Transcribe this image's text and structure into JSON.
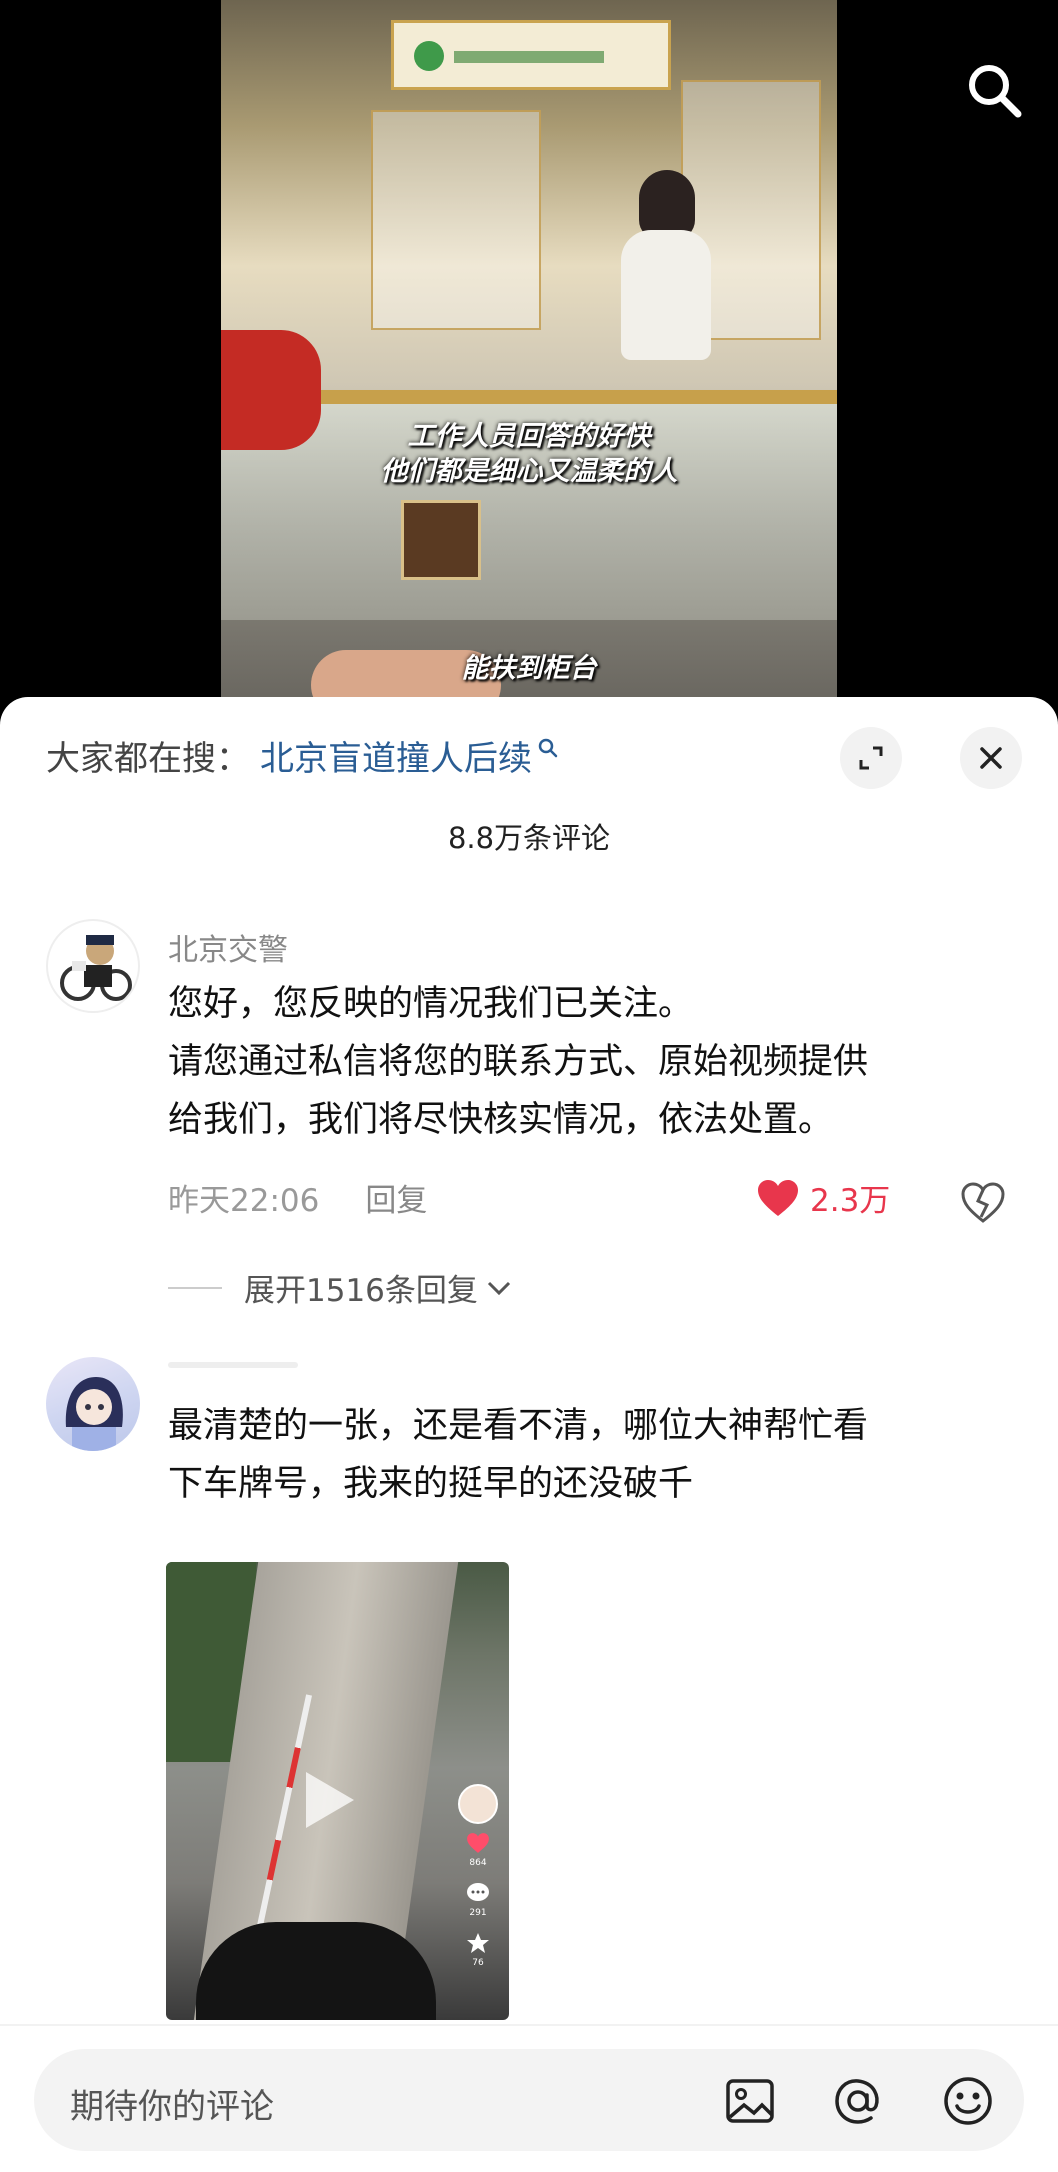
{
  "video": {
    "caption_line_1": "工作人员回答的好快",
    "caption_line_2": "他们都是细心又温柔的人",
    "caption_line_3": "能扶到柜台"
  },
  "header": {
    "trending_label": "大家都在搜：",
    "trending_query": "北京盲道撞人后续",
    "comment_count": "8.8万条评论"
  },
  "comments": [
    {
      "username": "北京交警",
      "text_lines": [
        "您好，您反映的情况我们已关注。",
        "请您通过私信将您的联系方式、原始视频提供",
        "给我们，我们将尽快核实情况，依法处置。"
      ],
      "time": "昨天22:06",
      "reply_label": "回复",
      "like_count": "2.3万",
      "liked": true,
      "expand_replies": "展开1516条回复"
    },
    {
      "username": "",
      "text_lines": [
        "最清楚的一张，还是看不清，哪位大神帮忙看",
        "下车牌号，我来的挺早的还没破千"
      ],
      "image_stats": {
        "likes": "864",
        "comments": "291",
        "favorites": "76"
      }
    }
  ],
  "input": {
    "placeholder": "期待你的评论"
  },
  "colors": {
    "accent_link": "#2a5d94",
    "like_red": "#e8364c"
  },
  "icons": [
    "search-icon",
    "expand-icon",
    "close-icon",
    "heart-icon",
    "broken-heart-icon",
    "chevron-down-icon",
    "image-icon",
    "mention-icon",
    "emoji-icon"
  ]
}
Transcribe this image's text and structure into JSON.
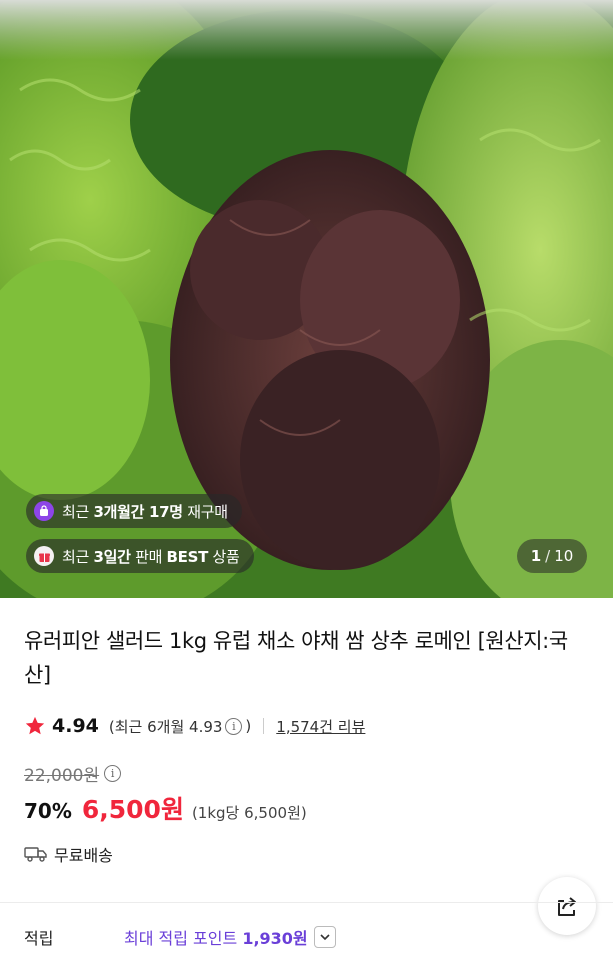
{
  "hero": {
    "image_alt": "mixed lettuce",
    "badges": [
      {
        "icon": "shopping-bag-icon",
        "pre": "최근 ",
        "highlight1": "3개월간 17명",
        "post": " 재구매"
      },
      {
        "icon": "gift-icon",
        "pre": "최근 ",
        "highlight1": "3일간",
        "mid": " 판매 ",
        "highlight2": "BEST",
        "post": " 상품"
      }
    ],
    "counter": {
      "current": "1",
      "separator": "/",
      "total": "10"
    }
  },
  "product": {
    "title": "유러피안 샐러드 1kg 유럽 채소 야채 쌈 상추 로메인 [원산지:국산]",
    "rating": {
      "score": "4.94",
      "recent_prefix": "(최근 6개월 4.93",
      "recent_suffix": ")",
      "info_glyph": "i",
      "reviews": "1,574건 리뷰"
    },
    "original_price": "22,000원",
    "discount": "70%",
    "price": "6,500원",
    "unit_price": "(1kg당 6,500원)",
    "shipping": "무료배송"
  },
  "points": {
    "label": "적립",
    "prefix": "최대 적립 포인트 ",
    "amount": "1,930원"
  },
  "colors": {
    "accent_price": "#f0263c",
    "points": "#6a3fd8",
    "star": "#f0263c"
  }
}
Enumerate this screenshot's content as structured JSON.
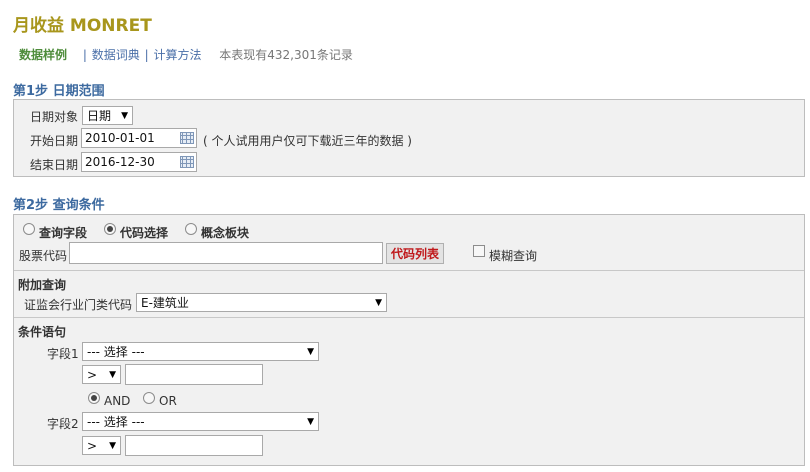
{
  "header": {
    "title": "月收益  MONRET"
  },
  "tabs": {
    "sample": "数据样例",
    "sep1": "|",
    "dictionary": "数据词典",
    "sep2": "|",
    "calc": "计算方法",
    "record_count": "本表现有432,301条记录"
  },
  "step1": {
    "title": "第1步 日期范围",
    "date_object_label": "日期对象",
    "date_object_value": "日期",
    "start_label": "开始日期",
    "start_value": "2010-01-01",
    "note": "( 个人试用用户仅可下载近三年的数据 )",
    "end_label": "结束日期",
    "end_value": "2016-12-30"
  },
  "step2": {
    "title": "第2步 查询条件",
    "mode_options": [
      {
        "label": "查询字段",
        "checked": false
      },
      {
        "label": "代码选择",
        "checked": true
      },
      {
        "label": "概念板块",
        "checked": false
      }
    ],
    "stock_code_label": "股票代码",
    "stock_code_value": "",
    "code_list_button": "代码列表",
    "fuzzy_label": "模糊查询",
    "fuzzy_checked": false,
    "extra_title": "附加查询",
    "industry_label": "证监会行业门类代码",
    "industry_value": "E-建筑业",
    "cond_title": "条件语句",
    "field1_label": "字段1",
    "field1_value": "--- 选择 ---",
    "op1_value": ">",
    "value1": "",
    "logic_options": [
      {
        "label": "AND",
        "checked": true
      },
      {
        "label": "OR",
        "checked": false
      }
    ],
    "field2_label": "字段2",
    "field2_value": "--- 选择 ---",
    "op2_value": ">",
    "value2": ""
  },
  "icons": {
    "calendar": "calendar-icon",
    "dropdown": "▼"
  },
  "colors": {
    "title": "#a8961c",
    "step": "#3d6aa0",
    "active_tab": "#4f8d3c",
    "link": "#4a6fa8",
    "button_text": "#c0181b",
    "panel_bg": "#f1f1f1"
  }
}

#####

Copy out every line of the material above exactly, skipping the pictures.

● Solution to the problem
Transcribe this image's text and structure into JSON.
{
  "video": {
    "caption_line_1": "工作人员回答的好快",
    "caption_line_2": "他们都是细心又温柔的人",
    "caption_line_3": "能扶到柜台"
  },
  "header": {
    "trending_label": "大家都在搜：",
    "trending_query": "北京盲道撞人后续",
    "comment_count": "8.8万条评论"
  },
  "comments": [
    {
      "username": "北京交警",
      "text_lines": [
        "您好，您反映的情况我们已关注。",
        "请您通过私信将您的联系方式、原始视频提供",
        "给我们，我们将尽快核实情况，依法处置。"
      ],
      "time": "昨天22:06",
      "reply_label": "回复",
      "like_count": "2.3万",
      "liked": true,
      "expand_replies": "展开1516条回复"
    },
    {
      "username": "",
      "text_lines": [
        "最清楚的一张，还是看不清，哪位大神帮忙看",
        "下车牌号，我来的挺早的还没破千"
      ],
      "image_stats": {
        "likes": "864",
        "comments": "291",
        "favorites": "76"
      }
    }
  ],
  "input": {
    "placeholder": "期待你的评论"
  },
  "colors": {
    "accent_link": "#2a5d94",
    "like_red": "#e8364c"
  },
  "icons": [
    "search-icon",
    "expand-icon",
    "close-icon",
    "heart-icon",
    "broken-heart-icon",
    "chevron-down-icon",
    "image-icon",
    "mention-icon",
    "emoji-icon"
  ]
}
Transcribe this image's text and structure into JSON.
{
  "hero": {
    "image_alt": "mixed lettuce",
    "badges": [
      {
        "icon": "shopping-bag-icon",
        "pre": "최근 ",
        "highlight1": "3개월간 17명",
        "post": " 재구매"
      },
      {
        "icon": "gift-icon",
        "pre": "최근 ",
        "highlight1": "3일간",
        "mid": " 판매 ",
        "highlight2": "BEST",
        "post": " 상품"
      }
    ],
    "counter": {
      "current": "1",
      "separator": "/",
      "total": "10"
    }
  },
  "product": {
    "title": "유러피안 샐러드 1kg 유럽 채소 야채 쌈 상추 로메인 [원산지:국산]",
    "rating": {
      "score": "4.94",
      "recent_prefix": "(최근 6개월 4.93",
      "recent_suffix": ")",
      "info_glyph": "i",
      "reviews": "1,574건 리뷰"
    },
    "original_price": "22,000원",
    "discount": "70%",
    "price": "6,500원",
    "unit_price": "(1kg당 6,500원)",
    "shipping": "무료배송"
  },
  "points": {
    "label": "적립",
    "prefix": "최대 적립 포인트 ",
    "amount": "1,930원"
  },
  "colors": {
    "accent_price": "#f0263c",
    "points": "#6a3fd8",
    "star": "#f0263c"
  }
}
Enumerate this screenshot's content as structured JSON.
{
  "header": {
    "title": "月收益  MONRET"
  },
  "tabs": {
    "sample": "数据样例",
    "sep1": "|",
    "dictionary": "数据词典",
    "sep2": "|",
    "calc": "计算方法",
    "record_count": "本表现有432,301条记录"
  },
  "step1": {
    "title": "第1步 日期范围",
    "date_object_label": "日期对象",
    "date_object_value": "日期",
    "start_label": "开始日期",
    "start_value": "2010-01-01",
    "note": "( 个人试用用户仅可下载近三年的数据 )",
    "end_label": "结束日期",
    "end_value": "2016-12-30"
  },
  "step2": {
    "title": "第2步 查询条件",
    "mode_options": [
      {
        "label": "查询字段",
        "checked": false
      },
      {
        "label": "代码选择",
        "checked": true
      },
      {
        "label": "概念板块",
        "checked": false
      }
    ],
    "stock_code_label": "股票代码",
    "stock_code_value": "",
    "code_list_button": "代码列表",
    "fuzzy_label": "模糊查询",
    "fuzzy_checked": false,
    "extra_title": "附加查询",
    "industry_label": "证监会行业门类代码",
    "industry_value": "E-建筑业",
    "cond_title": "条件语句",
    "field1_label": "字段1",
    "field1_value": "--- 选择 ---",
    "op1_value": ">",
    "value1": "",
    "logic_options": [
      {
        "label": "AND",
        "checked": true
      },
      {
        "label": "OR",
        "checked": false
      }
    ],
    "field2_label": "字段2",
    "field2_value": "--- 选择 ---",
    "op2_value": ">",
    "value2": ""
  },
  "icons": {
    "calendar": "calendar-icon",
    "dropdown": "▼"
  },
  "colors": {
    "title": "#a8961c",
    "step": "#3d6aa0",
    "active_tab": "#4f8d3c",
    "link": "#4a6fa8",
    "button_text": "#c0181b",
    "panel_bg": "#f1f1f1"
  }
}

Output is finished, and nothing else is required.